What the task asks – Extract all of the data and reproduce it precisely.
========================================
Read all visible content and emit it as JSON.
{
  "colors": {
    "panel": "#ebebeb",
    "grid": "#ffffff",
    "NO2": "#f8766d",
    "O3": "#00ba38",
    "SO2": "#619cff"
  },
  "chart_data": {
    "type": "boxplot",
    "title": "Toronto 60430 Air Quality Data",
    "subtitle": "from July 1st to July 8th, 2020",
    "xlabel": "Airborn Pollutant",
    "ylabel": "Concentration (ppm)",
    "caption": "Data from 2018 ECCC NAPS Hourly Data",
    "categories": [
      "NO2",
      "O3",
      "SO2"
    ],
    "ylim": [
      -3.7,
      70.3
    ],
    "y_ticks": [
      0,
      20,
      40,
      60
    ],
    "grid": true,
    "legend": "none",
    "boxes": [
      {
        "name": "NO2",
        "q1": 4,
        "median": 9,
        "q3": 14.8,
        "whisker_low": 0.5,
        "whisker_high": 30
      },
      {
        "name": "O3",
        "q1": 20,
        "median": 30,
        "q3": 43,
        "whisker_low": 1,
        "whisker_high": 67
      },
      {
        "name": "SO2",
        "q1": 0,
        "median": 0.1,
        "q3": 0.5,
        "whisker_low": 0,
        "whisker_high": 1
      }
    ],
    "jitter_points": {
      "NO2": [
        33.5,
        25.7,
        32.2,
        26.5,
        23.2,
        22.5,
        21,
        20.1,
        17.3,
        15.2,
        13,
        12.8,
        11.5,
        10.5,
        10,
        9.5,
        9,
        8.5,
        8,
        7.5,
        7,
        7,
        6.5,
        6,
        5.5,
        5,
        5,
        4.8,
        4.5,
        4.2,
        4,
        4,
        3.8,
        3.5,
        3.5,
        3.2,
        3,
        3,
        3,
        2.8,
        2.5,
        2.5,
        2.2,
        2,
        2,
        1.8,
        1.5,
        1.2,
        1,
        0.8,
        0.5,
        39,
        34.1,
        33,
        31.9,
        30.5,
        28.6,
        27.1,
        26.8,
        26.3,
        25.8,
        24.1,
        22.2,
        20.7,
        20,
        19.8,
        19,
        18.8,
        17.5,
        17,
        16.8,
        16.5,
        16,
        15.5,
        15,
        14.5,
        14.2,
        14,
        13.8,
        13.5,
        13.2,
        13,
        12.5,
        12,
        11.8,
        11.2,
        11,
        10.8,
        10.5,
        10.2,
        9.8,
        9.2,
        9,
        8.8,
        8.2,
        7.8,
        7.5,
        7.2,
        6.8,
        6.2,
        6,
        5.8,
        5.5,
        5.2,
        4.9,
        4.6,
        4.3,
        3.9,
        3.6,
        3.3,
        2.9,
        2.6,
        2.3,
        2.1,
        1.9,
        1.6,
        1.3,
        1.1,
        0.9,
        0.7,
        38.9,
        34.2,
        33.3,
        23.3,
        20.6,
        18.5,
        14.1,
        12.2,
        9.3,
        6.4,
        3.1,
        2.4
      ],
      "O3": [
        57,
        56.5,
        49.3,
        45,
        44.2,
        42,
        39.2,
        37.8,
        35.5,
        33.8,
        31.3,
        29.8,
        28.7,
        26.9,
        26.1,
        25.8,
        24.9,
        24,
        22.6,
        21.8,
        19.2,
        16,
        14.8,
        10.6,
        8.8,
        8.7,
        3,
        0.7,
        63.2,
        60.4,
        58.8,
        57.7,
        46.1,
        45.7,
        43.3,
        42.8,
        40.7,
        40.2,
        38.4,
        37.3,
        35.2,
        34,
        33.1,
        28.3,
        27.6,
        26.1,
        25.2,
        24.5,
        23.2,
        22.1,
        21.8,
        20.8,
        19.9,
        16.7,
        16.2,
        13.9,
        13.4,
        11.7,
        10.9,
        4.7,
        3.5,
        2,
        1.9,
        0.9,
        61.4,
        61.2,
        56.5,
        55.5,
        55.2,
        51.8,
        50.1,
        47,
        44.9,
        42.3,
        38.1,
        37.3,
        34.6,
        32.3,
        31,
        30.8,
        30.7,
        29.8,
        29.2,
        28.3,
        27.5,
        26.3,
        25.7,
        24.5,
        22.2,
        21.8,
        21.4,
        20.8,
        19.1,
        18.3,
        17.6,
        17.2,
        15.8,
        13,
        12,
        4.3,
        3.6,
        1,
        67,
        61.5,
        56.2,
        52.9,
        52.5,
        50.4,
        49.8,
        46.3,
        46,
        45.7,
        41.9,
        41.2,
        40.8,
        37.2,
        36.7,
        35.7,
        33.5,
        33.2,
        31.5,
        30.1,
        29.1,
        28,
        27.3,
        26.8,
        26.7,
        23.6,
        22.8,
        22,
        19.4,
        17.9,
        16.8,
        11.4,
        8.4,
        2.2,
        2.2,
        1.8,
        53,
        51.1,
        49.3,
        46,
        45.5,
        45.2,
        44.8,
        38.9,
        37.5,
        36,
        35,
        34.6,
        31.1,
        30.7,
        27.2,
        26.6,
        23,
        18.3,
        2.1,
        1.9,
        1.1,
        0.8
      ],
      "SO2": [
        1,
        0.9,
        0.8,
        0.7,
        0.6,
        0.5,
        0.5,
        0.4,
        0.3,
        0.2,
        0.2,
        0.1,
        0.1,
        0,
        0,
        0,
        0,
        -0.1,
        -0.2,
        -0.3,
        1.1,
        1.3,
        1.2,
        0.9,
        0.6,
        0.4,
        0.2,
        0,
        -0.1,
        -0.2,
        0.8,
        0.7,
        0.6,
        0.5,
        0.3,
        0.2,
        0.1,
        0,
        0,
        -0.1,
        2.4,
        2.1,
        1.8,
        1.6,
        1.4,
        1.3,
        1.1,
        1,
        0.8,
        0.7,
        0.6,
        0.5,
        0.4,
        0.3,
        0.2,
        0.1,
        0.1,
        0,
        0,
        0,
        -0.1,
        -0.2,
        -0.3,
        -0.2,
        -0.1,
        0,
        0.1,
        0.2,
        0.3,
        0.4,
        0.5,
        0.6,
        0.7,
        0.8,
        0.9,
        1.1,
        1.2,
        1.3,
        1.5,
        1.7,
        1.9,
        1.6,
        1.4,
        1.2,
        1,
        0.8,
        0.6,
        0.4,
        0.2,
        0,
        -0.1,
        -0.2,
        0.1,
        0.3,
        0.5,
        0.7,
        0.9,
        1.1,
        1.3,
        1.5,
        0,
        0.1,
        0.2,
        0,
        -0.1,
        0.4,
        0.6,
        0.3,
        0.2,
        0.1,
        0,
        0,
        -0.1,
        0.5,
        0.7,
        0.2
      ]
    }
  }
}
========================================
Final result –
Read all visible content and emit it as JSON.
{
  "colors": {
    "panel": "#ebebeb",
    "grid": "#ffffff",
    "NO2": "#f8766d",
    "O3": "#00ba38",
    "SO2": "#619cff"
  },
  "chart_data": {
    "type": "boxplot",
    "title": "Toronto 60430 Air Quality Data",
    "subtitle": "from July 1st to July 8th, 2020",
    "xlabel": "Airborn Pollutant",
    "ylabel": "Concentration (ppm)",
    "caption": "Data from 2018 ECCC NAPS Hourly Data",
    "categories": [
      "NO2",
      "O3",
      "SO2"
    ],
    "ylim": [
      -3.7,
      70.3
    ],
    "y_ticks": [
      0,
      20,
      40,
      60
    ],
    "grid": true,
    "legend": "none",
    "boxes": [
      {
        "name": "NO2",
        "q1": 4,
        "median": 9,
        "q3": 14.8,
        "whisker_low": 0.5,
        "whisker_high": 30
      },
      {
        "name": "O3",
        "q1": 20,
        "median": 30,
        "q3": 43,
        "whisker_low": 1,
        "whisker_high": 67
      },
      {
        "name": "SO2",
        "q1": 0,
        "median": 0.1,
        "q3": 0.5,
        "whisker_low": 0,
        "whisker_high": 1
      }
    ],
    "jitter_points": {
      "NO2": [
        33.5,
        25.7,
        32.2,
        26.5,
        23.2,
        22.5,
        21,
        20.1,
        17.3,
        15.2,
        13,
        12.8,
        11.5,
        10.5,
        10,
        9.5,
        9,
        8.5,
        8,
        7.5,
        7,
        7,
        6.5,
        6,
        5.5,
        5,
        5,
        4.8,
        4.5,
        4.2,
        4,
        4,
        3.8,
        3.5,
        3.5,
        3.2,
        3,
        3,
        3,
        2.8,
        2.5,
        2.5,
        2.2,
        2,
        2,
        1.8,
        1.5,
        1.2,
        1,
        0.8,
        0.5,
        39,
        34.1,
        33,
        31.9,
        30.5,
        28.6,
        27.1,
        26.8,
        26.3,
        25.8,
        24.1,
        22.2,
        20.7,
        20,
        19.8,
        19,
        18.8,
        17.5,
        17,
        16.8,
        16.5,
        16,
        15.5,
        15,
        14.5,
        14.2,
        14,
        13.8,
        13.5,
        13.2,
        13,
        12.5,
        12,
        11.8,
        11.2,
        11,
        10.8,
        10.5,
        10.2,
        9.8,
        9.2,
        9,
        8.8,
        8.2,
        7.8,
        7.5,
        7.2,
        6.8,
        6.2,
        6,
        5.8,
        5.5,
        5.2,
        4.9,
        4.6,
        4.3,
        3.9,
        3.6,
        3.3,
        2.9,
        2.6,
        2.3,
        2.1,
        1.9,
        1.6,
        1.3,
        1.1,
        0.9,
        0.7,
        38.9,
        34.2,
        33.3,
        23.3,
        20.6,
        18.5,
        14.1,
        12.2,
        9.3,
        6.4,
        3.1,
        2.4
      ],
      "O3": [
        57,
        56.5,
        49.3,
        45,
        44.2,
        42,
        39.2,
        37.8,
        35.5,
        33.8,
        31.3,
        29.8,
        28.7,
        26.9,
        26.1,
        25.8,
        24.9,
        24,
        22.6,
        21.8,
        19.2,
        16,
        14.8,
        10.6,
        8.8,
        8.7,
        3,
        0.7,
        63.2,
        60.4,
        58.8,
        57.7,
        46.1,
        45.7,
        43.3,
        42.8,
        40.7,
        40.2,
        38.4,
        37.3,
        35.2,
        34,
        33.1,
        28.3,
        27.6,
        26.1,
        25.2,
        24.5,
        23.2,
        22.1,
        21.8,
        20.8,
        19.9,
        16.7,
        16.2,
        13.9,
        13.4,
        11.7,
        10.9,
        4.7,
        3.5,
        2,
        1.9,
        0.9,
        61.4,
        61.2,
        56.5,
        55.5,
        55.2,
        51.8,
        50.1,
        47,
        44.9,
        42.3,
        38.1,
        37.3,
        34.6,
        32.3,
        31,
        30.8,
        30.7,
        29.8,
        29.2,
        28.3,
        27.5,
        26.3,
        25.7,
        24.5,
        22.2,
        21.8,
        21.4,
        20.8,
        19.1,
        18.3,
        17.6,
        17.2,
        15.8,
        13,
        12,
        4.3,
        3.6,
        1,
        67,
        61.5,
        56.2,
        52.9,
        52.5,
        50.4,
        49.8,
        46.3,
        46,
        45.7,
        41.9,
        41.2,
        40.8,
        37.2,
        36.7,
        35.7,
        33.5,
        33.2,
        31.5,
        30.1,
        29.1,
        28,
        27.3,
        26.8,
        26.7,
        23.6,
        22.8,
        22,
        19.4,
        17.9,
        16.8,
        11.4,
        8.4,
        2.2,
        2.2,
        1.8,
        53,
        51.1,
        49.3,
        46,
        45.5,
        45.2,
        44.8,
        38.9,
        37.5,
        36,
        35,
        34.6,
        31.1,
        30.7,
        27.2,
        26.6,
        23,
        18.3,
        2.1,
        1.9,
        1.1,
        0.8
      ],
      "SO2": [
        1,
        0.9,
        0.8,
        0.7,
        0.6,
        0.5,
        0.5,
        0.4,
        0.3,
        0.2,
        0.2,
        0.1,
        0.1,
        0,
        0,
        0,
        0,
        -0.1,
        -0.2,
        -0.3,
        1.1,
        1.3,
        1.2,
        0.9,
        0.6,
        0.4,
        0.2,
        0,
        -0.1,
        -0.2,
        0.8,
        0.7,
        0.6,
        0.5,
        0.3,
        0.2,
        0.1,
        0,
        0,
        -0.1,
        2.4,
        2.1,
        1.8,
        1.6,
        1.4,
        1.3,
        1.1,
        1,
        0.8,
        0.7,
        0.6,
        0.5,
        0.4,
        0.3,
        0.2,
        0.1,
        0.1,
        0,
        0,
        0,
        -0.1,
        -0.2,
        -0.3,
        -0.2,
        -0.1,
        0,
        0.1,
        0.2,
        0.3,
        0.4,
        0.5,
        0.6,
        0.7,
        0.8,
        0.9,
        1.1,
        1.2,
        1.3,
        1.5,
        1.7,
        1.9,
        1.6,
        1.4,
        1.2,
        1,
        0.8,
        0.6,
        0.4,
        0.2,
        0,
        -0.1,
        -0.2,
        0.1,
        0.3,
        0.5,
        0.7,
        0.9,
        1.1,
        1.3,
        1.5,
        0,
        0.1,
        0.2,
        0,
        -0.1,
        0.4,
        0.6,
        0.3,
        0.2,
        0.1,
        0,
        0,
        -0.1,
        0.5,
        0.7,
        0.2
      ]
    }
  }
}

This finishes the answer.